* _Exercise aim_
Drop all images and give the records again exactly.
==*==
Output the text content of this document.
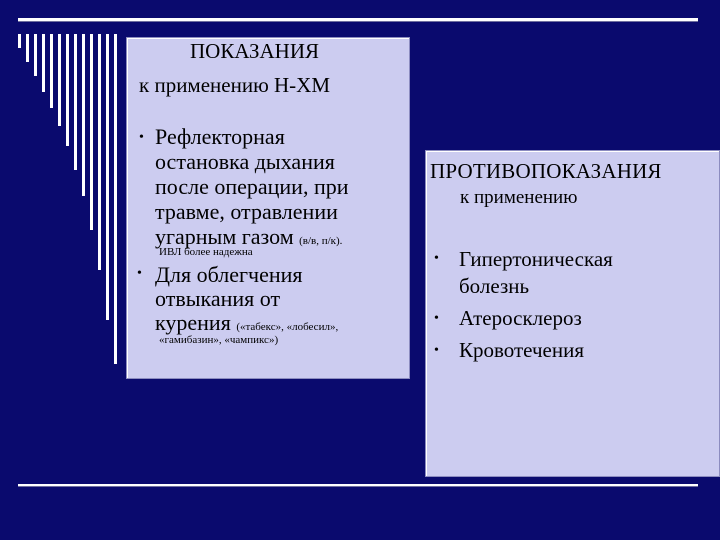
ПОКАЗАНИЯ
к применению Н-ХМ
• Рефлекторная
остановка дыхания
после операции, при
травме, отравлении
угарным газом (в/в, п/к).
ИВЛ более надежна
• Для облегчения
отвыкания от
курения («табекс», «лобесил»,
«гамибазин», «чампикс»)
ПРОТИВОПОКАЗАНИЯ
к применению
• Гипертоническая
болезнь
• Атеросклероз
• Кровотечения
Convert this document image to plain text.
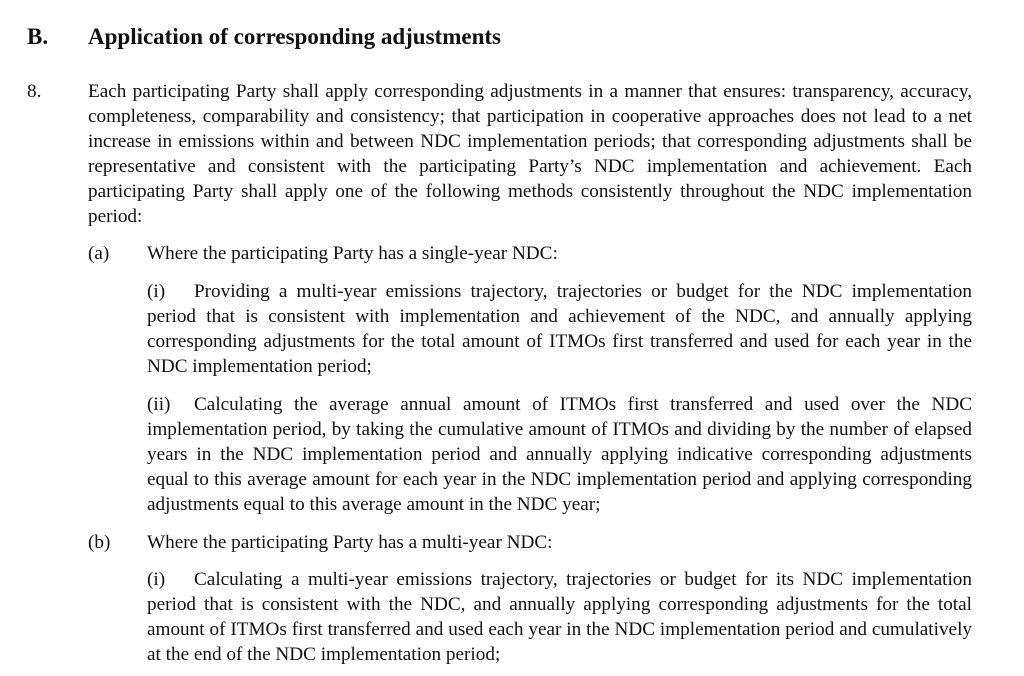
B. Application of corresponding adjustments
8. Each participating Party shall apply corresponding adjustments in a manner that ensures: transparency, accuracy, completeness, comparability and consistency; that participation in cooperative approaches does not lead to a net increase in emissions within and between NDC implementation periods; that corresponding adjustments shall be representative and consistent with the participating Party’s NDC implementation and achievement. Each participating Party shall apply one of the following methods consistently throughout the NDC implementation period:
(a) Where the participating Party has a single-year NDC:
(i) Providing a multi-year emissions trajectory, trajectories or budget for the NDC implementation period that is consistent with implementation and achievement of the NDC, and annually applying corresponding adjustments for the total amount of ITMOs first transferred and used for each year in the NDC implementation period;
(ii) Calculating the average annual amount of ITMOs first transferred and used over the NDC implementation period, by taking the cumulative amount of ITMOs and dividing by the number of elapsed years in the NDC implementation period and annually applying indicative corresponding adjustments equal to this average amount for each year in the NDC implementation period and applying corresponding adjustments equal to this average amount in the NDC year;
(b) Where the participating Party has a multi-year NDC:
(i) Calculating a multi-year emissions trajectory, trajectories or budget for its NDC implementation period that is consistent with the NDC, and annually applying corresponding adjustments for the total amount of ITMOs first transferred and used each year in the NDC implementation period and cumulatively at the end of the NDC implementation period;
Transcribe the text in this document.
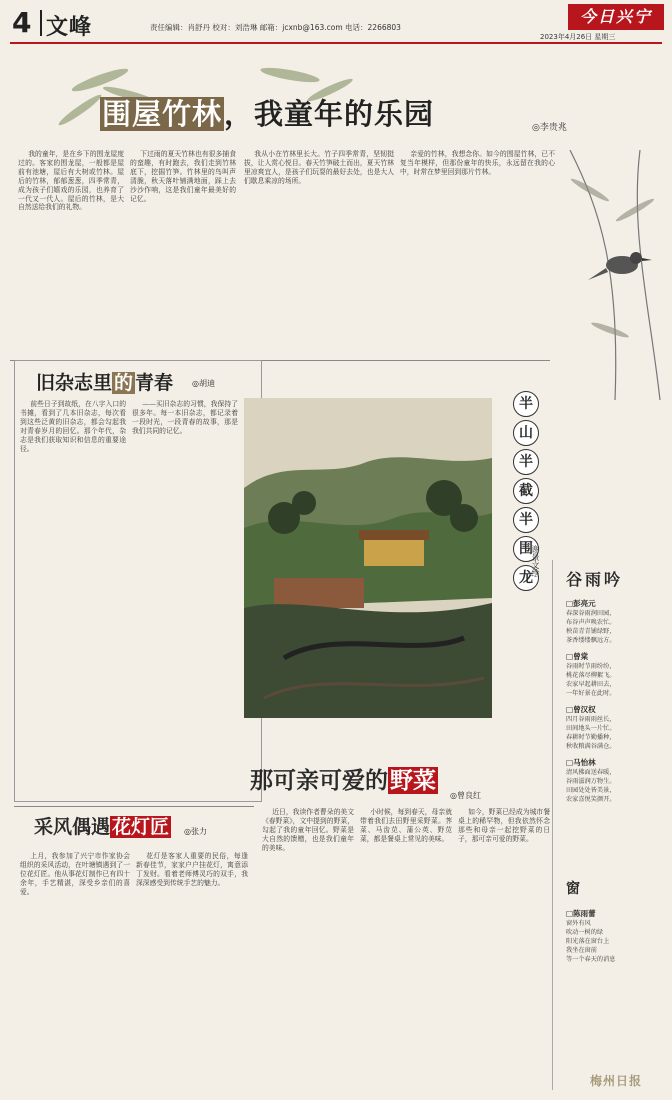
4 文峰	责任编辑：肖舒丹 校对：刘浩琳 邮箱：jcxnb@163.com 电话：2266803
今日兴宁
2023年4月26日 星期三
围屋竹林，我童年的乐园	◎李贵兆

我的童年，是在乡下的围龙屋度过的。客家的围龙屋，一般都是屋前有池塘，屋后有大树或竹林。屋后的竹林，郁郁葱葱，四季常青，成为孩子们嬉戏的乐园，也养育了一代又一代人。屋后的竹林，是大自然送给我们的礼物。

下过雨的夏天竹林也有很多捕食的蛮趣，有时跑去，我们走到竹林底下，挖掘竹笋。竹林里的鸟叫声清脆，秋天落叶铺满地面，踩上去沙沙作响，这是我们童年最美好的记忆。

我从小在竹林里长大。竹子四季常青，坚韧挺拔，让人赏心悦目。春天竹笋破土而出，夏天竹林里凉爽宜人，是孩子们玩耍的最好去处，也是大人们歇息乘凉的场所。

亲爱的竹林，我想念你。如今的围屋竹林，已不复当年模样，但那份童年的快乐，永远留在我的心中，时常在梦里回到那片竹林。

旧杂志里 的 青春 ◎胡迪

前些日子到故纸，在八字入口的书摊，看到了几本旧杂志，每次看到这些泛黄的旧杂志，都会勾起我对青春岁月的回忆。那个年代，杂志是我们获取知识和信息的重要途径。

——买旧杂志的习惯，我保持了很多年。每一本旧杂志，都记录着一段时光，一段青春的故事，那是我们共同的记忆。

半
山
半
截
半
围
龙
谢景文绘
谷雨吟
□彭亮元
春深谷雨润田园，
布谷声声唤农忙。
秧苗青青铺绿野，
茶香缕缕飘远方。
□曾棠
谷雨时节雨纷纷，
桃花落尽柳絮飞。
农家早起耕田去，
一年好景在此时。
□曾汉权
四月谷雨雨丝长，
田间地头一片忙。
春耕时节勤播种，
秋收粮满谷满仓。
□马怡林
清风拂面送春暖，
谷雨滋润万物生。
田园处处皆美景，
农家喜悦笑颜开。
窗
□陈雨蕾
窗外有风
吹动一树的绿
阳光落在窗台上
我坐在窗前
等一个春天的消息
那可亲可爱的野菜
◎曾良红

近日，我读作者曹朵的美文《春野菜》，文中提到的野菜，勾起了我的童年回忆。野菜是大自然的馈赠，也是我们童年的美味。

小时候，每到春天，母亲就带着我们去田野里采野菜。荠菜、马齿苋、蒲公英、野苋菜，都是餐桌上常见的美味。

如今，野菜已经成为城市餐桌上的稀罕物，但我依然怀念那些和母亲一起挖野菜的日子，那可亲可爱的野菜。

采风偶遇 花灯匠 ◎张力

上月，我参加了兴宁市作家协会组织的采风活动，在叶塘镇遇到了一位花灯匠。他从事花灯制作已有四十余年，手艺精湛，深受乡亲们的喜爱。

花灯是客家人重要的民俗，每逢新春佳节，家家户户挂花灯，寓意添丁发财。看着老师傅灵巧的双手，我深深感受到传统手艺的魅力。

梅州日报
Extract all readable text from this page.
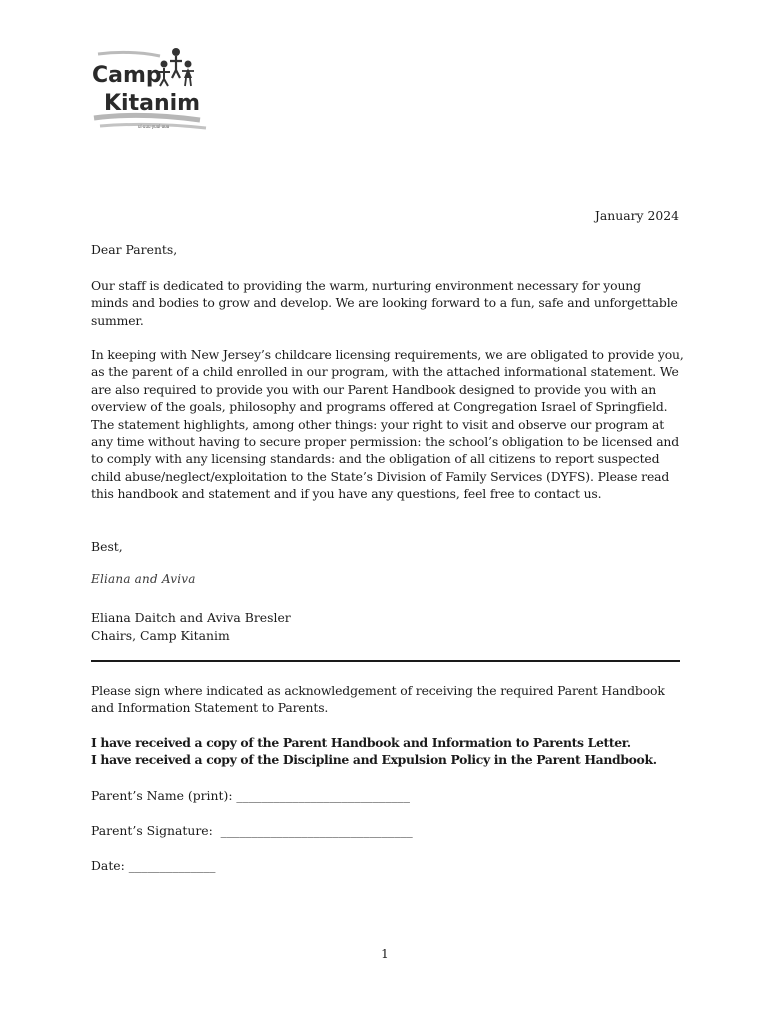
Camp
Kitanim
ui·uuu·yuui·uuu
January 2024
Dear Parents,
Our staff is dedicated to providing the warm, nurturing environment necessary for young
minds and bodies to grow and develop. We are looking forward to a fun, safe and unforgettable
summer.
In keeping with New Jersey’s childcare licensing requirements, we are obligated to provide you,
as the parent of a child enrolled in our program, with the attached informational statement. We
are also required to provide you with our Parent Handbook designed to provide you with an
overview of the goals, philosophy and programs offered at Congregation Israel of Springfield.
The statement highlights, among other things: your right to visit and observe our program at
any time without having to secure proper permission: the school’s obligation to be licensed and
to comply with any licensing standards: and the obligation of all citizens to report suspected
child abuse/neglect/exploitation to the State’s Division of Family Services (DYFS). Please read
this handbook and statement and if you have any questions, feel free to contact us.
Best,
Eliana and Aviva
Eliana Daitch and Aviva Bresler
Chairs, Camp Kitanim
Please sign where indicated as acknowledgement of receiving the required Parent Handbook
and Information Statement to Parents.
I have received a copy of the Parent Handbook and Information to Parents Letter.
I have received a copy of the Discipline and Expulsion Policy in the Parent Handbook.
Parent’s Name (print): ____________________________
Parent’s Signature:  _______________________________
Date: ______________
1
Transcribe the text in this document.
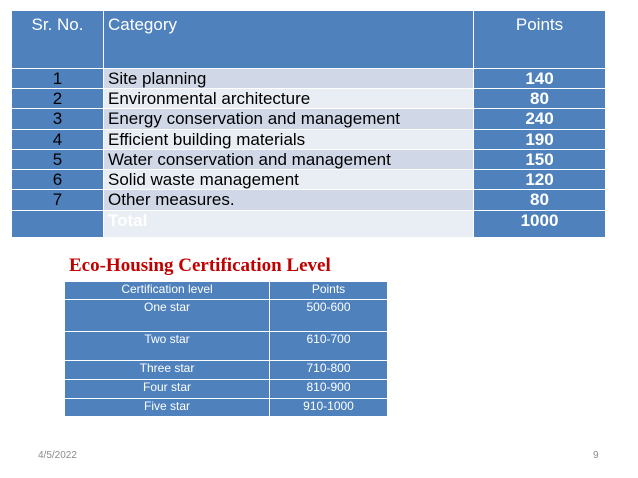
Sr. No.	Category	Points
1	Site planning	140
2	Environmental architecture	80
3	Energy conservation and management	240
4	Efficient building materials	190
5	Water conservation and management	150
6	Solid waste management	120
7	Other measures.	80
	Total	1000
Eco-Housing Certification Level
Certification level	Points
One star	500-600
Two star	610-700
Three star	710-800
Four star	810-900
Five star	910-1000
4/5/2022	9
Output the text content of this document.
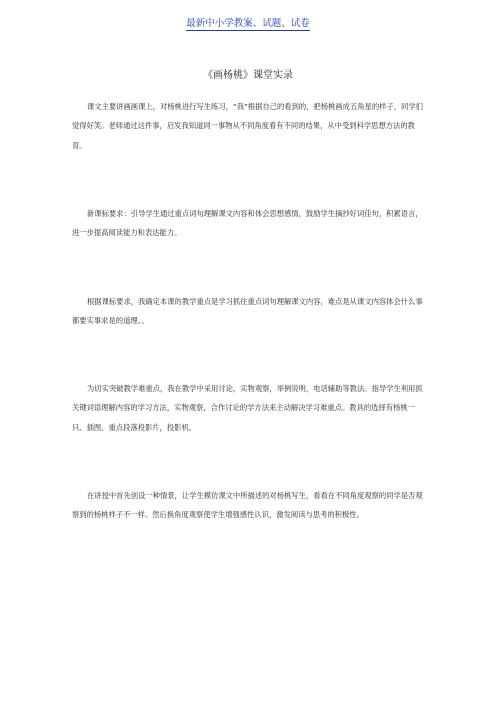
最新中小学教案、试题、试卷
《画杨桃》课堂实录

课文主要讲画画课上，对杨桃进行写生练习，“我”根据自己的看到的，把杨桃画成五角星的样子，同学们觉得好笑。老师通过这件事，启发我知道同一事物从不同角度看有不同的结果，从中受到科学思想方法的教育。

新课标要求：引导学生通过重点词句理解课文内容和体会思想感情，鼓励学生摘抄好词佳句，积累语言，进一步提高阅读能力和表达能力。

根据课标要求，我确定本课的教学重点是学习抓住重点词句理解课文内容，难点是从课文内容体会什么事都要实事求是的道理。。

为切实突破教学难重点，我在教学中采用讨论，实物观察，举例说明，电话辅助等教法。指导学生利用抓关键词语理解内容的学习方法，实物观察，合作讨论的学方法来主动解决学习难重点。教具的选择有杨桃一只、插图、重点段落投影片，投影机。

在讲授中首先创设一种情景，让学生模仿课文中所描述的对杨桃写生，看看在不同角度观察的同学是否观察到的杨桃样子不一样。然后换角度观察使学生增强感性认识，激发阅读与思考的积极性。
==*==
* _Task answer_
Output the text content of this document.
ПОКАЗАНИЯ
к применению Н-ХМ
• Рефлекторная
остановка дыхания
после операции, при
травме, отравлении
угарным газом (в/в, п/к).
ИВЛ более надежна
• Для облегчения
отвыкания от
курения («табекс», «лобесил»,
«гамибазин», «чампикс»)
ПРОТИВОПОКАЗАНИЯ
к применению
• Гипертоническая
болезнь
• Атеросклероз
• Кровотечения
Convert this document image to plain text.
B. Application of corresponding adjustments
8. Each participating Party shall apply corresponding adjustments in a manner that ensures: transparency, accuracy, completeness, comparability and consistency; that participation in cooperative approaches does not lead to a net increase in emissions within and between NDC implementation periods; that corresponding adjustments shall be representative and consistent with the participating Party’s NDC implementation and achievement. Each participating Party shall apply one of the following methods consistently throughout the NDC implementation period:
(a) Where the participating Party has a single-year NDC:
(i) Providing a multi-year emissions trajectory, trajectories or budget for the NDC implementation period that is consistent with implementation and achievement of the NDC, and annually applying corresponding adjustments for the total amount of ITMOs first transferred and used for each year in the NDC implementation period;
(ii) Calculating the average annual amount of ITMOs first transferred and used over the NDC implementation period, by taking the cumulative amount of ITMOs and dividing by the number of elapsed years in the NDC implementation period and annually applying indicative corresponding adjustments equal to this average amount for each year in the NDC implementation period and applying corresponding adjustments equal to this average amount in the NDC year;
(b) Where the participating Party has a multi-year NDC:
(i) Calculating a multi-year emissions trajectory, trajectories or budget for its NDC implementation period that is consistent with the NDC, and annually applying corresponding adjustments for the total amount of ITMOs first transferred and used each year in the NDC implementation period and cumulatively at the end of the NDC implementation period;
Transcribe the text in this document.
4 文峰	责任编辑：肖舒丹 校对：刘浩琳 邮箱：jcxnb@163.com 电话：2266803
今日兴宁
2023年4月26日 星期三
围屋竹林，我童年的乐园	◎李贵兆

我的童年，是在乡下的围龙屋度过的。客家的围龙屋，一般都是屋前有池塘，屋后有大树或竹林。屋后的竹林，郁郁葱葱，四季常青，成为孩子们嬉戏的乐园，也养育了一代又一代人。屋后的竹林，是大自然送给我们的礼物。

下过雨的夏天竹林也有很多捕食的蛮趣，有时跑去，我们走到竹林底下，挖掘竹笋。竹林里的鸟叫声清脆，秋天落叶铺满地面，踩上去沙沙作响，这是我们童年最美好的记忆。

我从小在竹林里长大。竹子四季常青，坚韧挺拔，让人赏心悦目。春天竹笋破土而出，夏天竹林里凉爽宜人，是孩子们玩耍的最好去处，也是大人们歇息乘凉的场所。

亲爱的竹林，我想念你。如今的围屋竹林，已不复当年模样，但那份童年的快乐，永远留在我的心中，时常在梦里回到那片竹林。

旧杂志里 的 青春 ◎胡迪

前些日子到故纸，在八字入口的书摊，看到了几本旧杂志，每次看到这些泛黄的旧杂志，都会勾起我对青春岁月的回忆。那个年代，杂志是我们获取知识和信息的重要途径。

——买旧杂志的习惯，我保持了很多年。每一本旧杂志，都记录着一段时光，一段青春的故事，那是我们共同的记忆。

半
山
半
截
半
围
龙
谢景文绘
谷雨吟
□彭亮元
春深谷雨润田园，
布谷声声唤农忙。
秧苗青青铺绿野，
茶香缕缕飘远方。
□曾棠
谷雨时节雨纷纷，
桃花落尽柳絮飞。
农家早起耕田去，
一年好景在此时。
□曾汉权
四月谷雨雨丝长，
田间地头一片忙。
春耕时节勤播种，
秋收粮满谷满仓。
□马怡林
清风拂面送春暖，
谷雨滋润万物生。
田园处处皆美景，
农家喜悦笑颜开。
窗
□陈雨蕾
窗外有风
吹动一树的绿
阳光落在窗台上
我坐在窗前
等一个春天的消息
那可亲可爱的野菜
◎曾良红

近日，我读作者曹朵的美文《春野菜》，文中提到的野菜，勾起了我的童年回忆。野菜是大自然的馈赠，也是我们童年的美味。

小时候，每到春天，母亲就带着我们去田野里采野菜。荠菜、马齿苋、蒲公英、野苋菜，都是餐桌上常见的美味。

如今，野菜已经成为城市餐桌上的稀罕物，但我依然怀念那些和母亲一起挖野菜的日子，那可亲可爱的野菜。

采风偶遇 花灯匠 ◎张力

上月，我参加了兴宁市作家协会组织的采风活动，在叶塘镇遇到了一位花灯匠。他从事花灯制作已有四十余年，手艺精湛，深受乡亲们的喜爱。

花灯是客家人重要的民俗，每逢新春佳节，家家户户挂花灯，寓意添丁发财。看着老师傅灵巧的双手，我深深感受到传统手艺的魅力。

梅州日报
Extract all readable text from this page.
Camp
Kitanim
ui·uuu·yuui·uuu
January 2024
Dear Parents,
Our staff is dedicated to providing the warm, nurturing environment necessary for young
minds and bodies to grow and develop. We are looking forward to a fun, safe and unforgettable
summer.
In keeping with New Jersey’s childcare licensing requirements, we are obligated to provide you,
as the parent of a child enrolled in our program, with the attached informational statement. We
are also required to provide you with our Parent Handbook designed to provide you with an
overview of the goals, philosophy and programs offered at Congregation Israel of Springfield.
The statement highlights, among other things: your right to visit and observe our program at
any time without having to secure proper permission: the school’s obligation to be licensed and
to comply with any licensing standards: and the obligation of all citizens to report suspected
child abuse/neglect/exploitation to the State’s Division of Family Services (DYFS). Please read
this handbook and statement and if you have any questions, feel free to contact us.
Best,
Eliana and Aviva
Eliana Daitch and Aviva Bresler
Chairs, Camp Kitanim
Please sign where indicated as acknowledgement of receiving the required Parent Handbook
and Information Statement to Parents.
I have received a copy of the Parent Handbook and Information to Parents Letter.
I have received a copy of the Discipline and Expulsion Policy in the Parent Handbook.
Parent’s Name (print): ____________________________
Parent’s Signature:  _______________________________
Date: ______________
1
Transcribe the text in this document.
Sr. No.	Category	Points
1	Site planning	140
2	Environmental architecture	80
3	Energy conservation and management	240
4	Efficient building materials	190
5	Water conservation and management	150
6	Solid waste management	120
7	Other measures.	80
	Total	1000
Eco-Housing Certification Level
Certification level	Points
One star	500-600
Two star	610-700
Three star	710-800
Four star	810-900
Five star	910-1000
4/5/2022	9
Output the text content of this document.
最新中小学教案、试题、试卷
《画杨桃》课堂实录

课文主要讲画画课上，对杨桃进行写生练习，“我”根据自己的看到的，把杨桃画成五角星的样子，同学们觉得好笑。老师通过这件事，启发我知道同一事物从不同角度看有不同的结果，从中受到科学思想方法的教育。

新课标要求：引导学生通过重点词句理解课文内容和体会思想感情，鼓励学生摘抄好词佳句，积累语言，进一步提高阅读能力和表达能力。

根据课标要求，我确定本课的教学重点是学习抓住重点词句理解课文内容，难点是从课文内容体会什么事都要实事求是的道理。。

为切实突破教学难重点，我在教学中采用讨论，实物观察，举例说明，电话辅助等教法。指导学生利用抓关键词语理解内容的学习方法，实物观察，合作讨论的学方法来主动解决学习难重点。教具的选择有杨桃一只、插图、重点段落投影片，投影机。

在讲授中首先创设一种情景，让学生模仿课文中所描述的对杨桃写生，看看在不同角度观察的同学是否观察到的杨桃样子不一样。然后换角度观察使学生增强感性认识，激发阅读与思考的积极性。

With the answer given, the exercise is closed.